Entries taken from a collection
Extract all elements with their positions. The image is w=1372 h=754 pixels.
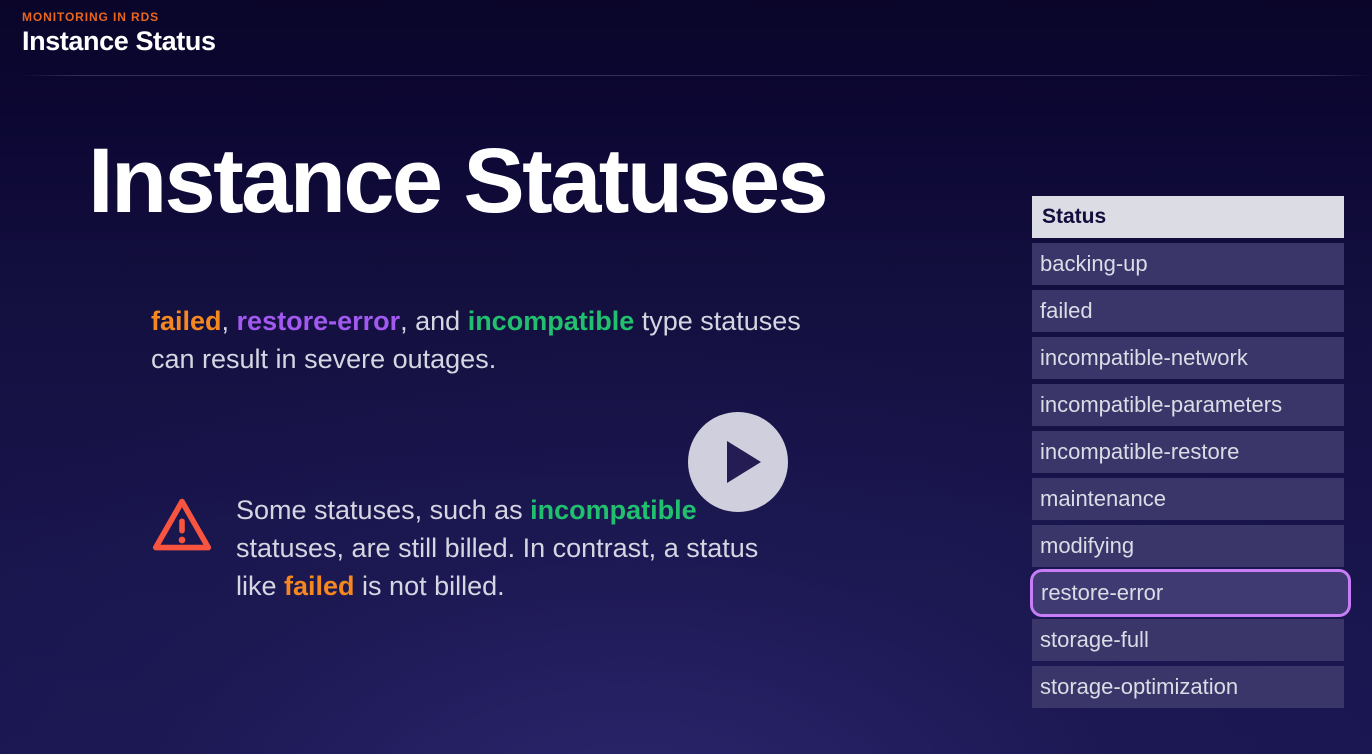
keyword-failed: failed [151,306,222,336]
keyword-incompatible: incompatible [530,495,697,525]
lede-text-1: , and [400,306,468,336]
slide-header: MONITORING IN RDS Instance Status [0,0,1372,78]
status-row[interactable]: restore-error [1033,572,1348,614]
status-row[interactable]: storage-optimization [1032,666,1344,708]
status-row-label: maintenance [1040,486,1166,512]
keyword-incompatible: incompatible [468,306,635,336]
play-icon [727,441,761,483]
status-table-body: backing-upfailedincompatible-networkinco… [1032,243,1344,708]
play-button[interactable] [688,412,788,512]
status-row-label: restore-error [1041,580,1163,606]
status-row-label: incompatible-restore [1040,439,1239,465]
callout-text-2: is not billed. [355,571,505,601]
warning-triangle-icon [152,495,212,555]
status-row[interactable]: incompatible-restore [1032,431,1344,473]
status-row[interactable]: incompatible-network [1032,337,1344,379]
status-row[interactable]: failed [1032,290,1344,332]
status-row[interactable]: backing-up [1032,243,1344,285]
status-row-label: storage-optimization [1040,674,1238,700]
warning-callout: Some statuses, such as incompatible stat… [152,487,792,605]
callout-paragraph: Some statuses, such as incompatible stat… [236,487,792,605]
keyword-restore-error: restore-error [237,306,401,336]
header-divider [20,75,1372,76]
status-row-label: incompatible-parameters [1040,392,1282,418]
status-row[interactable]: incompatible-parameters [1032,384,1344,426]
page-title: Instance Statuses [88,133,826,230]
status-table-column-header: Status [1032,196,1344,238]
status-row[interactable]: maintenance [1032,478,1344,520]
slide-stage: MONITORING IN RDS Instance Status Instan… [0,0,1372,754]
status-row-label: storage-full [1040,627,1149,653]
status-row[interactable]: storage-full [1032,619,1344,661]
header-title: Instance Status [22,26,216,57]
status-row-label: incompatible-network [1040,345,1248,371]
keyword-failed: failed [284,571,355,601]
callout-text-0: Some statuses, such as [236,495,530,525]
status-row[interactable]: modifying [1032,525,1344,567]
lede-text-0: , [222,306,237,336]
status-table: Status backing-upfailedincompatible-netw… [1032,196,1344,713]
status-row-label: backing-up [1040,251,1148,277]
status-row-label: modifying [1040,533,1134,559]
header-eyebrow: MONITORING IN RDS [22,10,159,24]
status-row-label: failed [1040,298,1093,324]
lede-paragraph: failed, restore-error, and incompatible … [151,302,831,378]
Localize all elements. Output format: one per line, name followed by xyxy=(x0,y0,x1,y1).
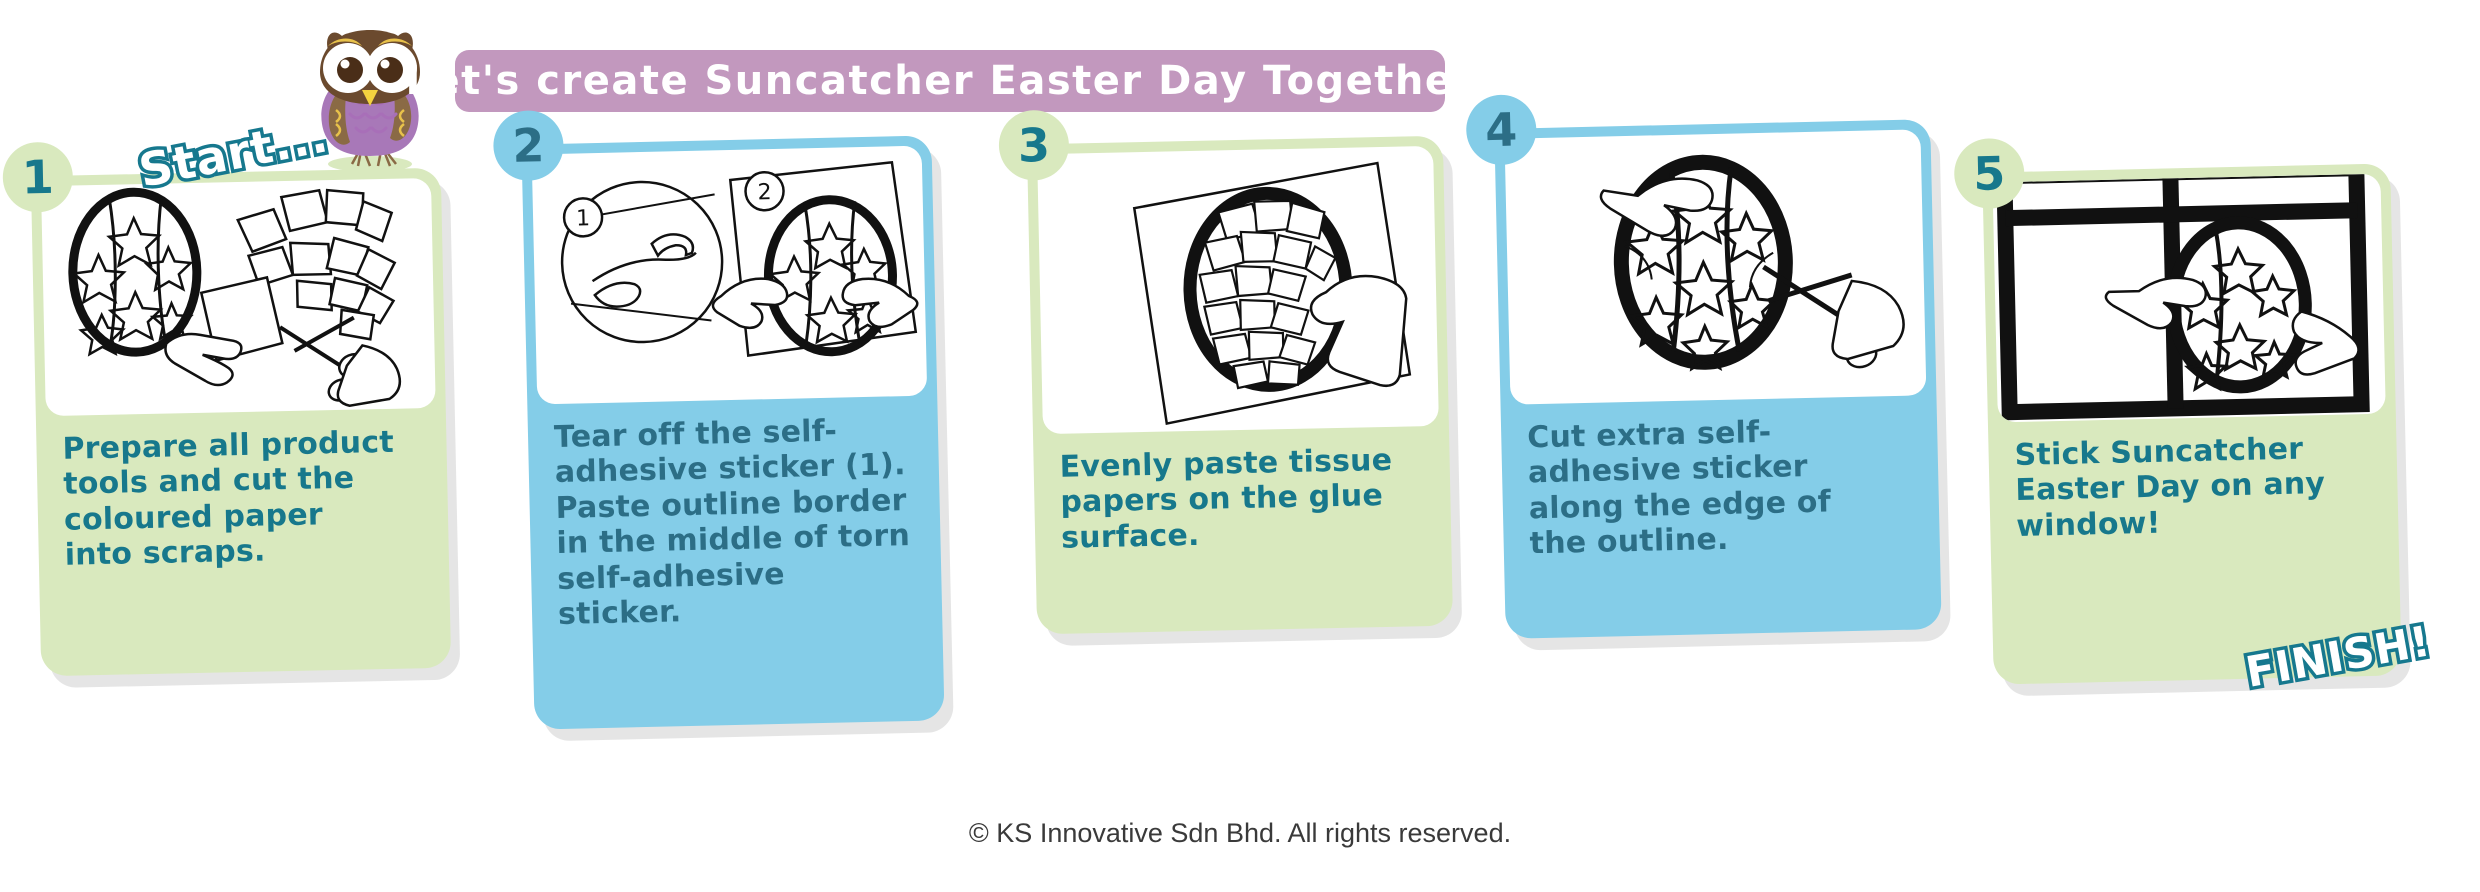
step-caption-2: Tear off the self- adhesive sticker (1).… xyxy=(537,396,932,643)
step-illustration-1 xyxy=(41,178,436,416)
page-title-banner: Let's create Suncatcher Easter Day Toget… xyxy=(455,50,1445,112)
step-card-3: 3 xyxy=(1027,136,1453,635)
step-card-1: 1 xyxy=(31,168,451,676)
footer-copyright: © KS Innovative Sdn Bhd. All rights rese… xyxy=(0,818,2480,849)
step-illustration-2: 1 2 xyxy=(532,146,928,405)
svg-text:2: 2 xyxy=(757,180,772,205)
step-caption-5: Stick Suncatcher Easter Day on any windo… xyxy=(1998,414,2389,555)
step-illustration-4 xyxy=(1504,129,1926,404)
step-caption-1: Prepare all product tools and cut the co… xyxy=(46,408,439,584)
step-illustration-5 xyxy=(1992,174,2385,423)
step-caption-4: Cut extra self- adhesive sticker along t… xyxy=(1511,395,1931,572)
step-caption-3: Evenly paste tissue papers on the glue s… xyxy=(1043,426,1442,566)
step-card-2: 2 1 2 xyxy=(521,135,944,729)
svg-text:1: 1 xyxy=(576,206,591,231)
step-illustration-3 xyxy=(1037,146,1439,434)
step-card-4: 4 Cut e xyxy=(1494,119,1941,639)
step-card-5: 5 Stick Suncatcher Easter Day on any win… xyxy=(1982,163,2402,684)
page-title: Let's create Suncatcher Easter Day Toget… xyxy=(406,58,1495,104)
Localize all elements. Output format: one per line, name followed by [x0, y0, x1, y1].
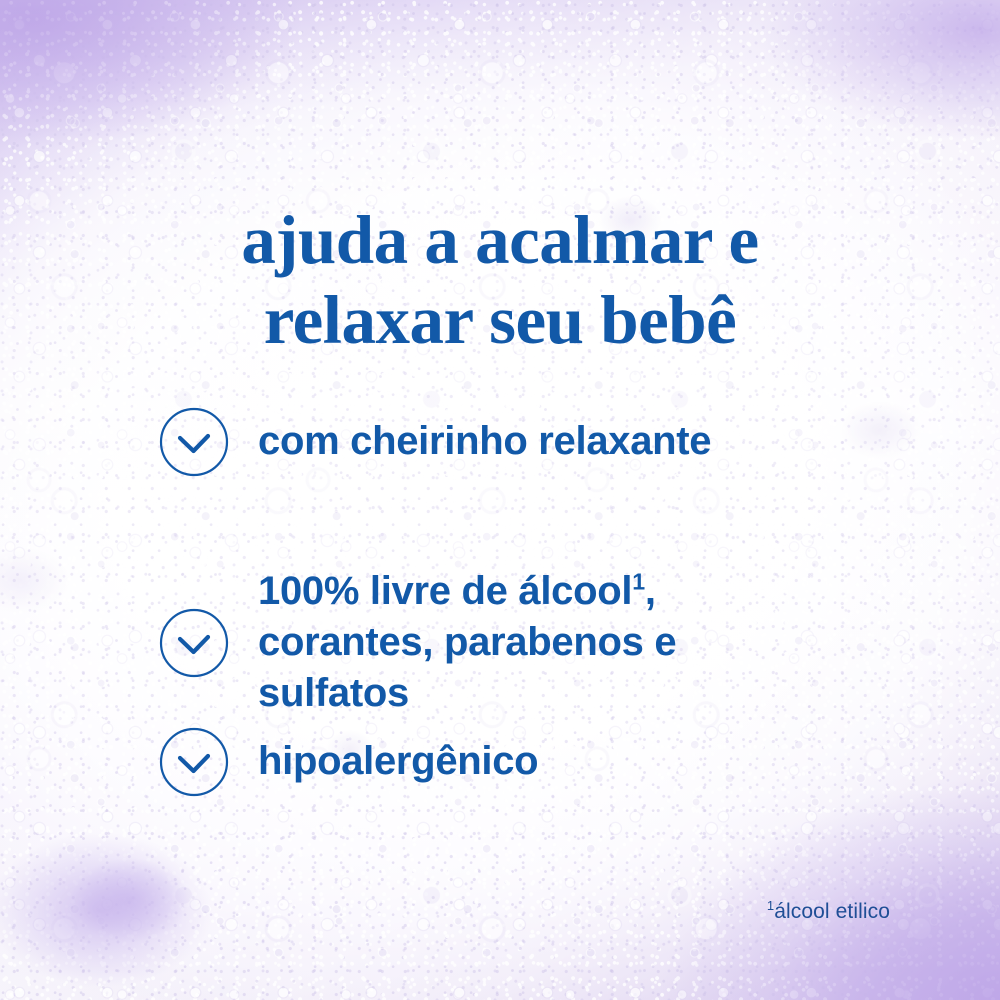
list-item-label: 100% livre de álcool1, corantes, paraben… — [258, 566, 676, 720]
list-item: com cheirinho relaxante — [158, 406, 711, 478]
footnote-text: álcool etilico — [774, 900, 890, 923]
promo-image-canvas: ajuda a acalmar e relaxar seu bebê com c… — [0, 0, 1000, 1000]
list-item-label: hipoalergênico — [258, 736, 538, 787]
list-item: hipoalergênico — [158, 726, 538, 798]
check-circle-icon — [158, 726, 230, 798]
check-circle-icon — [158, 607, 230, 679]
check-circle-icon — [158, 406, 230, 478]
page-title: ajuda a acalmar e relaxar seu bebê — [0, 200, 1000, 360]
content-overlay: ajuda a acalmar e relaxar seu bebê com c… — [0, 0, 1000, 1000]
footnote-marker: 1 — [632, 569, 645, 595]
list-item-label-part-1: 100% livre de álcool — [258, 569, 632, 613]
list-item-label: com cheirinho relaxante — [258, 416, 711, 467]
footnote: 1álcool etilico — [767, 900, 890, 924]
list-item: 100% livre de álcool1, corantes, paraben… — [158, 566, 676, 720]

• **To be done**: Change "check-circle-icon" to "check-icon" throughout these lines and leave everything else as it is. Omit the pictures from your answer.

• **Completed task**:
Extract all elements with their positions. The image is w=1372 h=754 pixels.
keyword-failed: failed [151,306,222,336]
keyword-incompatible: incompatible [530,495,697,525]
lede-text-1: , and [400,306,468,336]
slide-header: MONITORING IN RDS Instance Status [0,0,1372,78]
status-row[interactable]: restore-error [1033,572,1348,614]
status-row[interactable]: storage-optimization [1032,666,1344,708]
status-row-label: maintenance [1040,486,1166,512]
keyword-incompatible: incompatible [468,306,635,336]
play-icon [727,441,761,483]
status-table-body: backing-upfailedincompatible-networkinco… [1032,243,1344,708]
play-button[interactable] [688,412,788,512]
status-row-label: restore-error [1041,580,1163,606]
status-row-label: incompatible-restore [1040,439,1239,465]
callout-text-2: is not billed. [355,571,505,601]
warning-triangle-icon [152,495,212,555]
status-row[interactable]: incompatible-restore [1032,431,1344,473]
status-row[interactable]: incompatible-network [1032,337,1344,379]
status-row[interactable]: failed [1032,290,1344,332]
status-row[interactable]: backing-up [1032,243,1344,285]
status-row-label: storage-optimization [1040,674,1238,700]
warning-callout: Some statuses, such as incompatible stat… [152,487,792,605]
callout-paragraph: Some statuses, such as incompatible stat… [236,487,792,605]
keyword-restore-error: restore-error [237,306,401,336]
header-divider [20,75,1372,76]
status-row-label: incompatible-parameters [1040,392,1282,418]
status-row[interactable]: incompatible-parameters [1032,384,1344,426]
page-title: Instance Statuses [88,133,826,230]
status-table-column-header: Status [1032,196,1344,238]
status-row[interactable]: maintenance [1032,478,1344,520]
slide-stage: MONITORING IN RDS Instance Status Instan… [0,0,1372,754]
status-row-label: storage-full [1040,627,1149,653]
status-row[interactable]: storage-full [1032,619,1344,661]
header-title: Instance Status [22,26,216,57]
status-row-label: incompatible-network [1040,345,1248,371]
keyword-failed: failed [284,571,355,601]
callout-text-0: Some statuses, such as [236,495,530,525]
status-row[interactable]: modifying [1032,525,1344,567]
lede-text-0: , [222,306,237,336]
status-table: Status backing-upfailedincompatible-netw… [1032,196,1344,713]
status-row-label: backing-up [1040,251,1148,277]
status-row-label: modifying [1040,533,1134,559]
header-eyebrow: MONITORING IN RDS [22,10,159,24]
status-row-label: failed [1040,298,1093,324]
lede-paragraph: failed, restore-error, and incompatible … [151,302,831,378]
Localize all elements. Output format: one per line, name followed by xyxy=(x0,y0,x1,y1).
step-caption-2: Tear off the self- adhesive sticker (1).… xyxy=(537,396,932,643)
step-illustration-1 xyxy=(41,178,436,416)
page-title-banner: Let's create Suncatcher Easter Day Toget… xyxy=(455,50,1445,112)
step-card-3: 3 xyxy=(1027,136,1453,635)
step-card-1: 1 xyxy=(31,168,451,676)
footer-copyright: © KS Innovative Sdn Bhd. All rights rese… xyxy=(0,818,2480,849)
step-illustration-2: 1 2 xyxy=(532,146,928,405)
svg-text:2: 2 xyxy=(757,180,772,205)
step-caption-5: Stick Suncatcher Easter Day on any windo… xyxy=(1998,414,2389,555)
step-illustration-4 xyxy=(1504,129,1926,404)
step-caption-1: Prepare all product tools and cut the co… xyxy=(46,408,439,584)
step-illustration-5 xyxy=(1992,174,2385,423)
step-caption-4: Cut extra self- adhesive sticker along t… xyxy=(1511,395,1931,572)
step-caption-3: Evenly paste tissue papers on the glue s… xyxy=(1043,426,1442,566)
step-card-2: 2 1 2 xyxy=(521,135,944,729)
svg-text:1: 1 xyxy=(576,206,591,231)
step-illustration-3 xyxy=(1037,146,1439,434)
step-card-4: 4 Cut e xyxy=(1494,119,1941,639)
step-card-5: 5 Stick Suncatcher Easter Day on any win… xyxy=(1982,163,2402,684)
page-title: Let's create Suncatcher Easter Day Toget… xyxy=(406,58,1495,104)
Localize all elements. Output format: one per line, name followed by [x0, y0, x1, y1].
list-item-label: 100% livre de álcool1, corantes, paraben… — [258, 566, 676, 720]
list-item: com cheirinho relaxante — [158, 406, 711, 478]
footnote-text: álcool etilico — [774, 900, 890, 923]
promo-image-canvas: ajuda a acalmar e relaxar seu bebê com c… — [0, 0, 1000, 1000]
list-item-label: hipoalergênico — [258, 736, 538, 787]
list-item: hipoalergênico — [158, 726, 538, 798]
check-icon — [158, 726, 230, 798]
check-icon — [158, 607, 230, 679]
check-icon — [158, 406, 230, 478]
page-title: ajuda a acalmar e relaxar seu bebê — [0, 200, 1000, 360]
content-overlay: ajuda a acalmar e relaxar seu bebê com c… — [0, 0, 1000, 1000]
footnote-marker: 1 — [632, 569, 645, 595]
list-item-label-part-1: 100% livre de álcool — [258, 569, 632, 613]
list-item-label: com cheirinho relaxante — [258, 416, 711, 467]
footnote: 1álcool etilico — [767, 900, 890, 924]
list-item: 100% livre de álcool1, corantes, paraben… — [158, 566, 676, 720]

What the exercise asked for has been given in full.